-- Records provided --
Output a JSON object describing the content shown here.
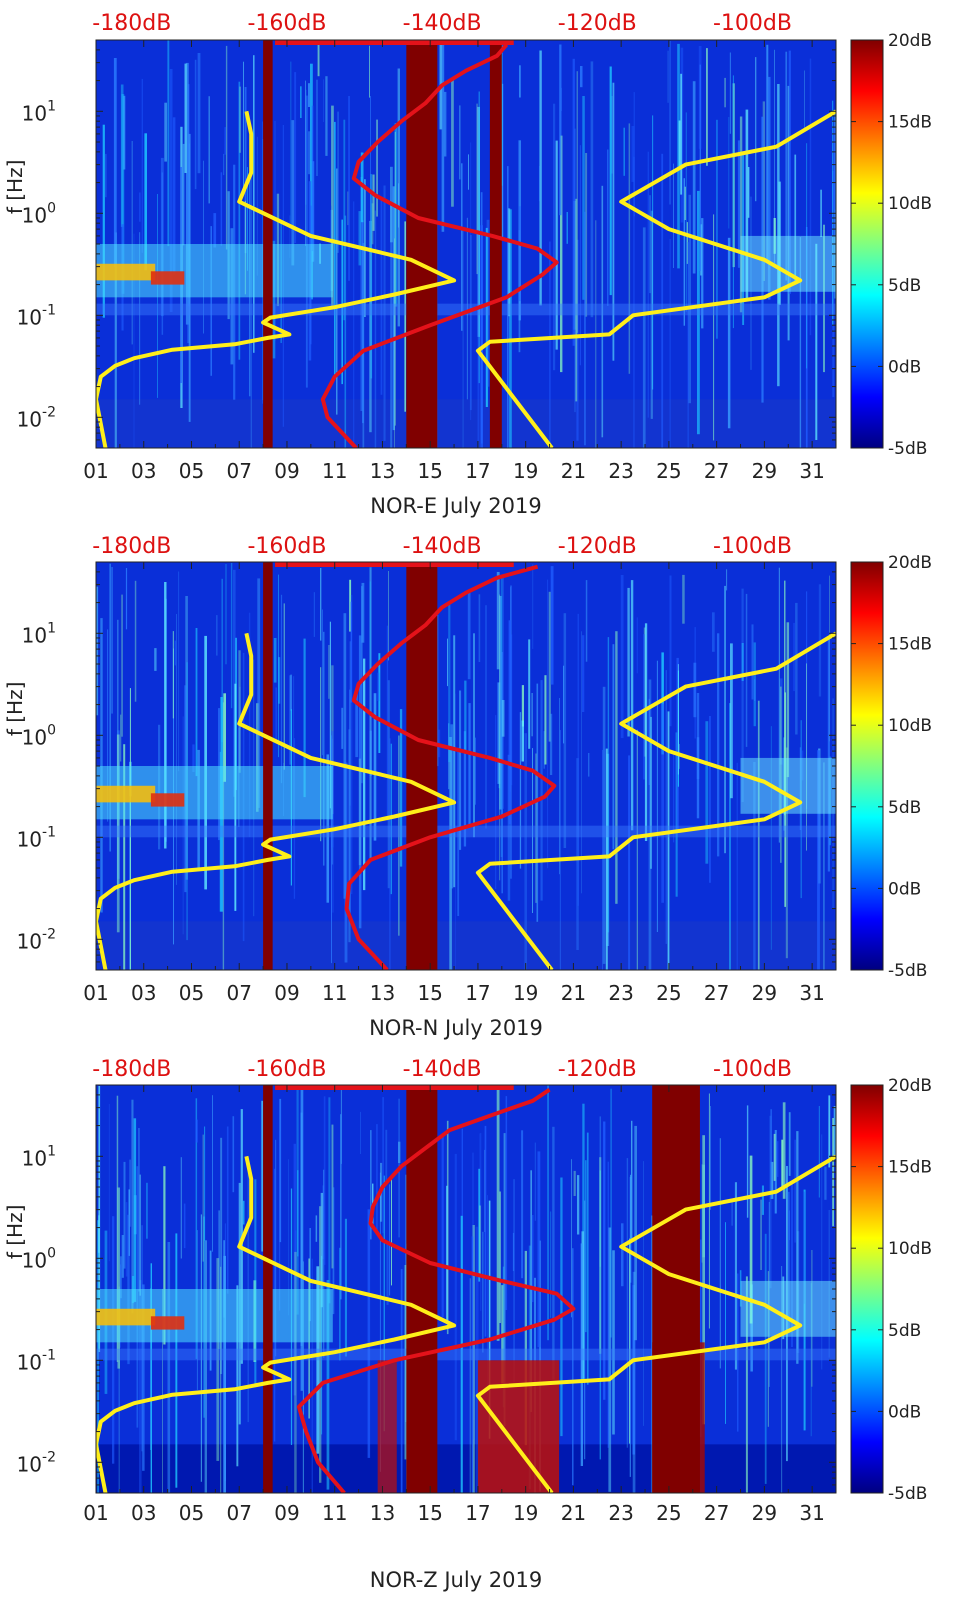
{
  "colors": {
    "background": "#ffffff",
    "top_label": "#dd1111",
    "noise_model_curve": "#ffef1a",
    "station_curve": "#e4121a",
    "band_fill": "#800000",
    "axis": "#222222"
  },
  "colormap_stops": [
    "#000080",
    "#0000ff",
    "#0080ff",
    "#00ffff",
    "#80ff80",
    "#ffff00",
    "#ff8000",
    "#ff0000",
    "#800000"
  ],
  "chart_data": [
    {
      "type": "heatmap",
      "title": "",
      "xlabel": "NOR-E July 2019",
      "ylabel": "f [Hz]",
      "xlim": [
        1,
        32
      ],
      "ylim": [
        0.005,
        50
      ],
      "yscale": "log",
      "x_ticks": [
        1,
        3,
        5,
        7,
        9,
        11,
        13,
        15,
        17,
        19,
        21,
        23,
        25,
        27,
        29,
        31
      ],
      "x_tick_labels": [
        "01",
        "03",
        "05",
        "07",
        "09",
        "11",
        "13",
        "15",
        "17",
        "19",
        "21",
        "23",
        "25",
        "27",
        "29",
        "31"
      ],
      "y_ticks": [
        0.01,
        0.1,
        1,
        10
      ],
      "y_tick_labels": [
        [
          "10",
          "-2"
        ],
        [
          "10",
          "-1"
        ],
        [
          "10",
          "0"
        ],
        [
          "10",
          "1"
        ]
      ],
      "top_ticks": [
        2.5,
        9,
        15.5,
        22,
        28.5
      ],
      "top_tick_labels": [
        "-180dB",
        "-160dB",
        "-140dB",
        "-120dB",
        "-100dB"
      ],
      "colorbar": {
        "min": -5,
        "max": 20,
        "ticks": [
          20,
          15,
          10,
          5,
          0,
          -5
        ],
        "labels": [
          "20dB",
          "15dB",
          "10dB",
          "5dB",
          "0dB",
          "-5dB"
        ]
      },
      "bands": [
        [
          8,
          8.4
        ],
        [
          14,
          15.3
        ],
        [
          17.5,
          18
        ]
      ],
      "noise_model": [
        {
          "name": "left-model",
          "x": [
            1.4,
            1,
            1.2,
            1.8,
            2.6,
            4.2,
            6.8,
            8.2,
            9.1,
            8,
            8.3,
            11,
            13.5,
            16,
            14.2,
            10,
            7,
            7.5,
            7.5,
            7.3
          ],
          "f": [
            0.005,
            0.015,
            0.025,
            0.032,
            0.038,
            0.046,
            0.052,
            0.06,
            0.065,
            0.085,
            0.095,
            0.12,
            0.16,
            0.22,
            0.35,
            0.6,
            1.3,
            2.5,
            6,
            10
          ]
        },
        {
          "name": "right-model",
          "x": [
            20.1,
            17,
            17.5,
            22.5,
            23.5,
            29,
            30.5,
            29,
            25,
            23,
            25.7,
            29.5,
            32
          ],
          "f": [
            0.005,
            0.045,
            0.055,
            0.065,
            0.1,
            0.15,
            0.22,
            0.35,
            0.7,
            1.3,
            3,
            4.5,
            10
          ]
        }
      ],
      "station_curve": {
        "x": [
          11.9,
          10.7,
          10.5,
          11,
          12.2,
          15,
          18.2,
          19.7,
          20.3,
          19.5,
          17.6,
          14.5,
          12.7,
          11.8,
          12,
          12.8,
          13.8,
          14.8,
          15.5,
          16.5,
          17.8,
          18.2
        ],
        "f": [
          0.005,
          0.01,
          0.015,
          0.025,
          0.045,
          0.08,
          0.15,
          0.25,
          0.33,
          0.45,
          0.6,
          0.9,
          1.5,
          2.2,
          3.2,
          5,
          8,
          12,
          18,
          25,
          35,
          45
        ]
      }
    },
    {
      "type": "heatmap",
      "title": "",
      "xlabel": "NOR-N July 2019",
      "ylabel": "f [Hz]",
      "xlim": [
        1,
        32
      ],
      "ylim": [
        0.005,
        50
      ],
      "yscale": "log",
      "x_ticks": [
        1,
        3,
        5,
        7,
        9,
        11,
        13,
        15,
        17,
        19,
        21,
        23,
        25,
        27,
        29,
        31
      ],
      "x_tick_labels": [
        "01",
        "03",
        "05",
        "07",
        "09",
        "11",
        "13",
        "15",
        "17",
        "19",
        "21",
        "23",
        "25",
        "27",
        "29",
        "31"
      ],
      "y_ticks": [
        0.01,
        0.1,
        1,
        10
      ],
      "y_tick_labels": [
        [
          "10",
          "-2"
        ],
        [
          "10",
          "-1"
        ],
        [
          "10",
          "0"
        ],
        [
          "10",
          "1"
        ]
      ],
      "top_ticks": [
        2.5,
        9,
        15.5,
        22,
        28.5
      ],
      "top_tick_labels": [
        "-180dB",
        "-160dB",
        "-140dB",
        "-120dB",
        "-100dB"
      ],
      "colorbar": {
        "min": -5,
        "max": 20,
        "ticks": [
          20,
          15,
          10,
          5,
          0,
          -5
        ],
        "labels": [
          "20dB",
          "15dB",
          "10dB",
          "5dB",
          "0dB",
          "-5dB"
        ]
      },
      "bands": [
        [
          8,
          8.4
        ],
        [
          14,
          15.3
        ]
      ],
      "noise_model": [
        {
          "name": "left-model",
          "x": [
            1.4,
            1,
            1.2,
            1.8,
            2.6,
            4.2,
            6.8,
            8.2,
            9.1,
            8,
            8.3,
            11,
            13.5,
            16,
            14.2,
            10,
            7,
            7.5,
            7.5,
            7.3
          ],
          "f": [
            0.005,
            0.015,
            0.025,
            0.032,
            0.038,
            0.046,
            0.052,
            0.06,
            0.065,
            0.085,
            0.095,
            0.12,
            0.16,
            0.22,
            0.35,
            0.6,
            1.3,
            2.5,
            6,
            10
          ]
        },
        {
          "name": "right-model",
          "x": [
            20.1,
            17,
            17.5,
            22.5,
            23.5,
            29,
            30.5,
            29,
            25,
            23,
            25.7,
            29.5,
            32
          ],
          "f": [
            0.005,
            0.045,
            0.055,
            0.065,
            0.1,
            0.15,
            0.22,
            0.35,
            0.7,
            1.3,
            3,
            4.5,
            10
          ]
        }
      ],
      "station_curve": {
        "x": [
          13.2,
          12,
          11.5,
          11.6,
          12.5,
          15,
          18,
          19.8,
          20.2,
          19.3,
          17.5,
          14.5,
          12.7,
          11.8,
          12,
          12.8,
          13.8,
          14.8,
          15.5,
          16.5,
          17.8,
          19.5
        ],
        "f": [
          0.005,
          0.01,
          0.02,
          0.035,
          0.06,
          0.1,
          0.16,
          0.25,
          0.32,
          0.45,
          0.6,
          0.9,
          1.5,
          2.2,
          3.2,
          5,
          8,
          12,
          18,
          25,
          35,
          45
        ]
      }
    },
    {
      "type": "heatmap",
      "title": "",
      "xlabel": "NOR-Z July 2019",
      "ylabel": "f [Hz]",
      "xlim": [
        1,
        32
      ],
      "ylim": [
        0.005,
        50
      ],
      "yscale": "log",
      "x_ticks": [
        1,
        3,
        5,
        7,
        9,
        11,
        13,
        15,
        17,
        19,
        21,
        23,
        25,
        27,
        29,
        31
      ],
      "x_tick_labels": [
        "01",
        "03",
        "05",
        "07",
        "09",
        "11",
        "13",
        "15",
        "17",
        "19",
        "21",
        "23",
        "25",
        "27",
        "29",
        "31"
      ],
      "y_ticks": [
        0.01,
        0.1,
        1,
        10
      ],
      "y_tick_labels": [
        [
          "10",
          "-2"
        ],
        [
          "10",
          "-1"
        ],
        [
          "10",
          "0"
        ],
        [
          "10",
          "1"
        ]
      ],
      "top_ticks": [
        2.5,
        9,
        15.5,
        22,
        28.5
      ],
      "top_tick_labels": [
        "-180dB",
        "-160dB",
        "-140dB",
        "-120dB",
        "-100dB"
      ],
      "colorbar": {
        "min": -5,
        "max": 20,
        "ticks": [
          20,
          15,
          10,
          5,
          0,
          -5
        ],
        "labels": [
          "20dB",
          "15dB",
          "10dB",
          "5dB",
          "0dB",
          "-5dB"
        ]
      },
      "bands": [
        [
          8,
          8.4
        ],
        [
          14,
          15.3
        ],
        [
          24.3,
          26.3
        ]
      ],
      "noise_model": [
        {
          "name": "left-model",
          "x": [
            1.4,
            1,
            1.2,
            1.8,
            2.6,
            4.2,
            6.8,
            8.2,
            9.1,
            8,
            8.3,
            11,
            13.5,
            16,
            14.2,
            10,
            7,
            7.5,
            7.5,
            7.3
          ],
          "f": [
            0.005,
            0.015,
            0.025,
            0.032,
            0.038,
            0.046,
            0.052,
            0.06,
            0.065,
            0.085,
            0.095,
            0.12,
            0.16,
            0.22,
            0.35,
            0.6,
            1.3,
            2.5,
            6,
            10
          ]
        },
        {
          "name": "right-model",
          "x": [
            20.1,
            17,
            17.5,
            22.5,
            23.5,
            29,
            30.5,
            29,
            25,
            23,
            25.7,
            29.5,
            32
          ],
          "f": [
            0.005,
            0.045,
            0.055,
            0.065,
            0.1,
            0.15,
            0.22,
            0.35,
            0.7,
            1.3,
            3,
            4.5,
            10
          ]
        }
      ],
      "station_curve": {
        "x": [
          11.4,
          10.3,
          9.8,
          9.5,
          10.5,
          13.5,
          17.5,
          20.2,
          21,
          20.3,
          18,
          15,
          13,
          12.5,
          12.6,
          13,
          13.8,
          14.8,
          15.8,
          17.5,
          19.3,
          20
        ],
        "f": [
          0.005,
          0.01,
          0.02,
          0.035,
          0.06,
          0.1,
          0.16,
          0.25,
          0.32,
          0.45,
          0.6,
          0.9,
          1.5,
          2.2,
          3.2,
          5,
          8,
          12,
          18,
          25,
          35,
          45
        ]
      }
    }
  ]
}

-- Exercise goal --
Of the lines above, how many include the word "xlabel"? Reply with the number only.

-- Exercise result --
3